* [AVAILABLE RECORDS]:

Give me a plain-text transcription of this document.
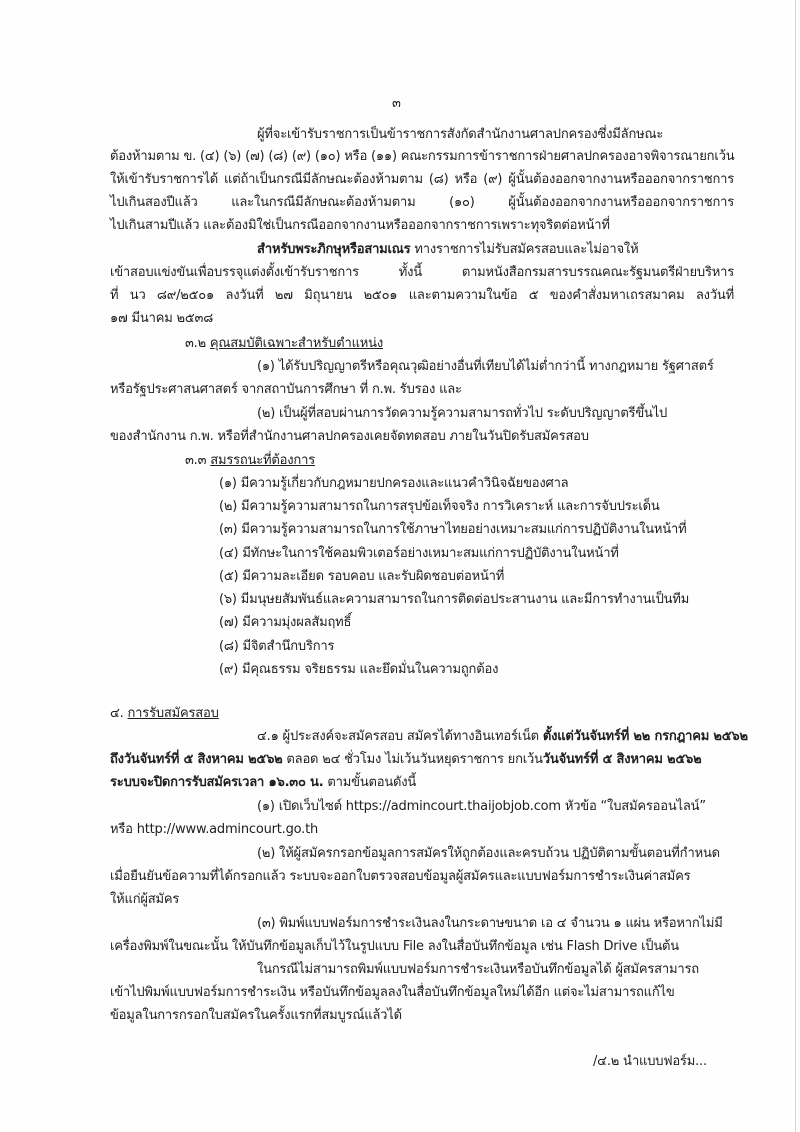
๓
ผู้ที่จะเข้ารับราชการเป็นข้าราชการสังกัดสำนักงานศาลปกครองซึ่งมีลักษณะ
ต้องห้ามตาม ข. (๔) (๖) (๗) (๘) (๙) (๑๐) หรือ (๑๑) คณะกรรมการข้าราชการฝ่ายศาลปกครองอาจพิจารณายกเว้น
ให้เข้ารับราชการได้ แต่ถ้าเป็นกรณีมีลักษณะต้องห้ามตาม (๘) หรือ (๙) ผู้นั้นต้องออกจากงานหรือออกจากราชการ
ไปเกินสองปีแล้ว และในกรณีมีลักษณะต้องห้ามตาม (๑๐) ผู้นั้นต้องออกจากงานหรือออกจากราชการ
ไปเกินสามปีแล้ว และต้องมิใช่เป็นกรณีออกจากงานหรือออกจากราชการเพราะทุจริตต่อหน้าที่
สำหรับพระภิกษุหรือสามเณร ทางราชการไม่รับสมัครสอบและไม่อาจให้
เข้าสอบแข่งขันเพื่อบรรจุแต่งตั้งเข้ารับราชการ ทั้งนี้ ตามหนังสือกรมสารบรรณคณะรัฐมนตรีฝ่ายบริหาร
ที่ นว ๘๙/๒๕๐๑ ลงวันที่ ๒๗ มิถุนายน ๒๕๐๑ และตามความในข้อ ๕ ของคำสั่งมหาเถรสมาคม ลงวันที่
๑๗ มีนาคม ๒๕๓๘
๓.๒ คุณสมบัติเฉพาะสำหรับตำแหน่ง
(๑) ได้รับปริญญาตรีหรือคุณวุฒิอย่างอื่นที่เทียบได้ไม่ต่ำกว่านี้ ทางกฎหมาย รัฐศาสตร์
หรือรัฐประศาสนศาสตร์ จากสถาบันการศึกษา ที่ ก.พ. รับรอง และ
(๒) เป็นผู้ที่สอบผ่านการวัดความรู้ความสามารถทั่วไป ระดับปริญญาตรีขึ้นไป
ของสำนักงาน ก.พ. หรือที่สำนักงานศาลปกครองเคยจัดทดสอบ ภายในวันปิดรับสมัครสอบ
๓.๓ สมรรถนะที่ต้องการ
(๑) มีความรู้เกี่ยวกับกฎหมายปกครองและแนวคำวินิจฉัยของศาล
(๒) มีความรู้ความสามารถในการสรุปข้อเท็จจริง การวิเคราะห์ และการจับประเด็น
(๓) มีความรู้ความสามารถในการใช้ภาษาไทยอย่างเหมาะสมแก่การปฏิบัติงานในหน้าที่
(๔) มีทักษะในการใช้คอมพิวเตอร์อย่างเหมาะสมแก่การปฏิบัติงานในหน้าที่
(๕) มีความละเอียด รอบคอบ และรับผิดชอบต่อหน้าที่
(๖) มีมนุษยสัมพันธ์และความสามารถในการติดต่อประสานงาน และมีการทำงานเป็นทีม
(๗) มีความมุ่งผลสัมฤทธิ์
(๘) มีจิตสำนึกบริการ
(๙) มีคุณธรรม จริยธรรม และยึดมั่นในความถูกต้อง
๔. การรับสมัครสอบ
๔.๑ ผู้ประสงค์จะสมัครสอบ สมัครได้ทางอินเทอร์เน็ต ตั้งแต่วันจันทร์ที่ ๒๒ กรกฎาคม ๒๕๖๒
ถึงวันจันทร์ที่ ๕ สิงหาคม ๒๕๖๒ ตลอด ๒๔ ชั่วโมง ไม่เว้นวันหยุดราชการ ยกเว้นวันจันทร์ที่ ๕ สิงหาคม ๒๕๖๒
ระบบจะปิดการรับสมัครเวลา ๑๖.๓๐ น. ตามขั้นตอนดังนี้
(๑) เปิดเว็บไซต์ https://admincourt.thaijobjob.com หัวข้อ “ใบสมัครออนไลน์”
หรือ http://www.admincourt.go.th
(๒) ให้ผู้สมัครกรอกข้อมูลการสมัครให้ถูกต้องและครบถ้วน ปฏิบัติตามขั้นตอนที่กำหนด
เมื่อยืนยันข้อความที่ได้กรอกแล้ว ระบบจะออกใบตรวจสอบข้อมูลผู้สมัครและแบบฟอร์มการชำระเงินค่าสมัคร
ให้แก่ผู้สมัคร
(๓) พิมพ์แบบฟอร์มการชำระเงินลงในกระดาษขนาด เอ ๔ จำนวน ๑ แผ่น หรือหากไม่มี
เครื่องพิมพ์ในขณะนั้น ให้บันทึกข้อมูลเก็บไว้ในรูปแบบ File ลงในสื่อบันทึกข้อมูล เช่น Flash Drive เป็นต้น
ในกรณีไม่สามารถพิมพ์แบบฟอร์มการชำระเงินหรือบันทึกข้อมูลได้ ผู้สมัครสามารถ
เข้าไปพิมพ์แบบฟอร์มการชำระเงิน หรือบันทึกข้อมูลลงในสื่อบันทึกข้อมูลใหม่ได้อีก แต่จะไม่สามารถแก้ไข
ข้อมูลในการกรอกใบสมัครในครั้งแรกที่สมบูรณ์แล้วได้
/๔.๒ นำแบบฟอร์ม...
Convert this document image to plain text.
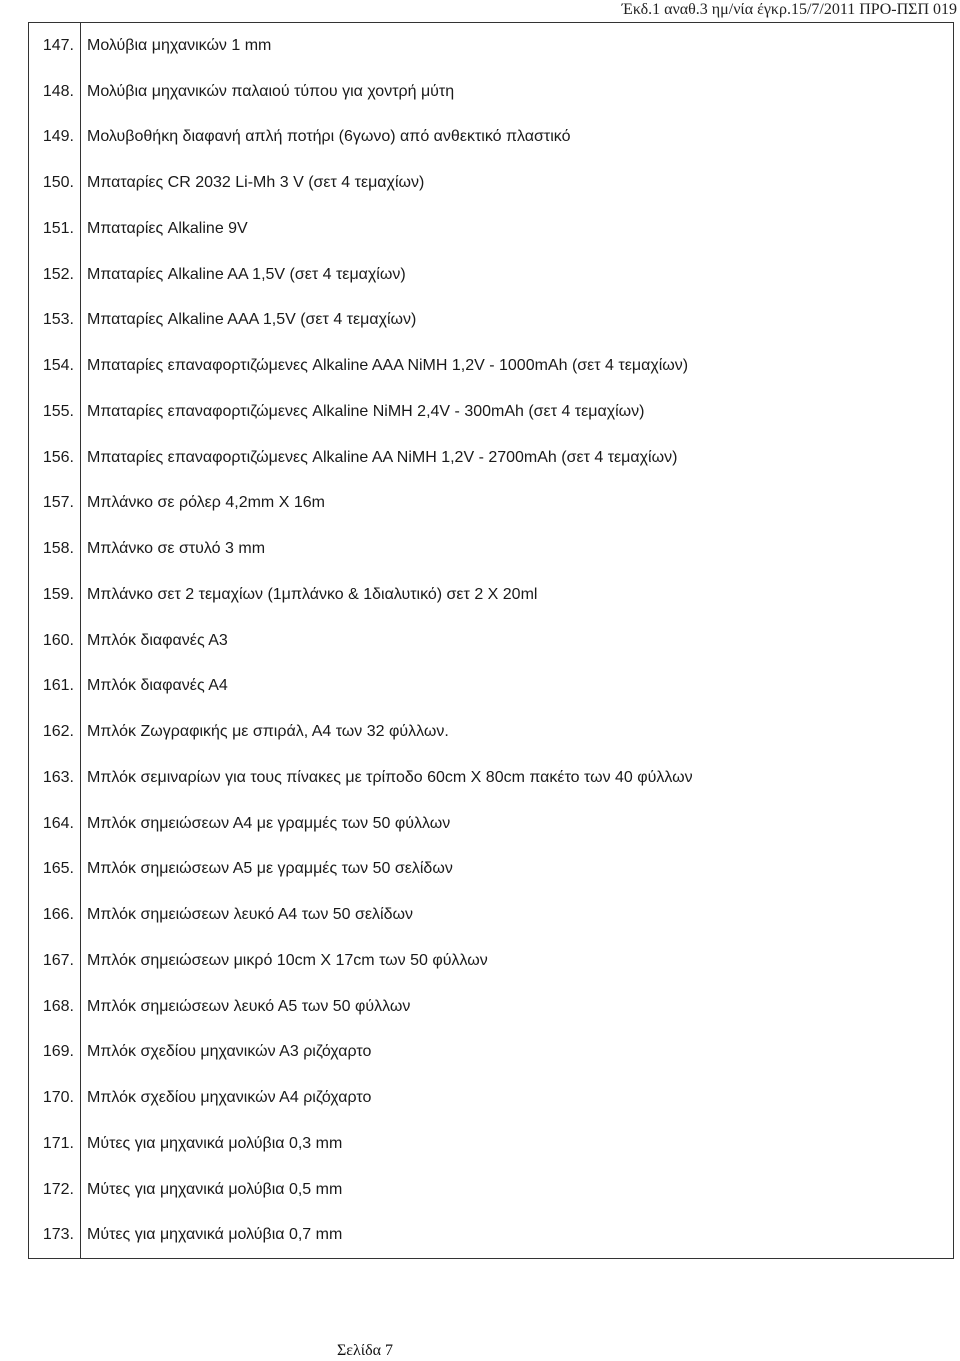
Έκδ.1 αναθ.3 ημ/νία έγκρ.15/7/2011 ΠΡΟ-ΠΣΠ 019
147.	Μολύβια μηχανικών 1 mm
148.	Μολύβια μηχανικών παλαιού τύπου για χοντρή μύτη
149.	Μολυβοθήκη διαφανή απλή ποτήρι (6γωνο) από ανθεκτικό πλαστικό
150.	Μπαταρίες CR 2032 Li-Mh 3 V (σετ 4 τεμαχίων)
151.	Μπαταρίες Alkaline 9V
152.	Μπαταρίες Alkaline AA 1,5V (σετ 4 τεμαχίων)
153.	Μπαταρίες Alkaline AAA 1,5V (σετ 4 τεμαχίων)
154.	Μπαταρίες επαναφορτιζώμενες Alkaline AAA NiMH 1,2V - 1000mAh (σετ 4 τεμαχίων)
155.	Μπαταρίες επαναφορτιζώμενες Alkaline NiMH 2,4V - 300mAh (σετ 4 τεμαχίων)
156.	Μπαταρίες επαναφορτιζώμενες Alkaline AA NiMH 1,2V - 2700mAh (σετ 4 τεμαχίων)
157.	Μπλάνκο σε ρόλερ 4,2mm X 16m
158.	Μπλάνκο σε στυλό 3 mm
159.	Μπλάνκο σετ 2 τεμαχίων (1μπλάνκο & 1διαλυτικό) σετ 2 X 20ml
160.	Μπλόκ διαφανές Α3
161.	Μπλόκ διαφανές Α4
162.	Μπλόκ Ζωγραφικής με σπιράλ, Α4 των 32 φύλλων.
163.	Μπλόκ σεμιναρίων για τους πίνακες με τρίποδο 60cm X 80cm πακέτο των 40 φύλλων
164.	Μπλόκ σημειώσεων Α4 με γραμμές των 50 φύλλων
165.	Μπλόκ σημειώσεων Α5 με γραμμές των 50 σελίδων
166.	Μπλόκ σημειώσεων λευκό Α4 των 50 σελίδων
167.	Μπλόκ σημειώσεων μικρό 10cm X 17cm των 50 φύλλων
168.	Μπλόκ σημειώσεων λευκό Α5 των 50 φύλλων
169.	Μπλόκ σχεδίου μηχανικών Α3 ριζόχαρτο
170.	Μπλόκ σχεδίου μηχανικών Α4 ριζόχαρτο
171.	Μύτες για μηχανικά μολύβια 0,3 mm
172.	Μύτες για μηχανικά μολύβια 0,5 mm
173.	Μύτες για μηχανικά μολύβια 0,7 mm
Σελίδα 7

* [AIM OF THE TASK]: Reproduce each line from the records that contains the word "ตามข".

* [RESULT BELOW]:
ระบบจะปิดการรับสมัครเวลา ๑๖.๓๐ น. ตามขั้นตอนดังนี้
(๒) ให้ผู้สมัครกรอกข้อมูลการสมัครให้ถูกต้องและครบถ้วน ปฏิบัติตามขั้นตอนที่กำหนด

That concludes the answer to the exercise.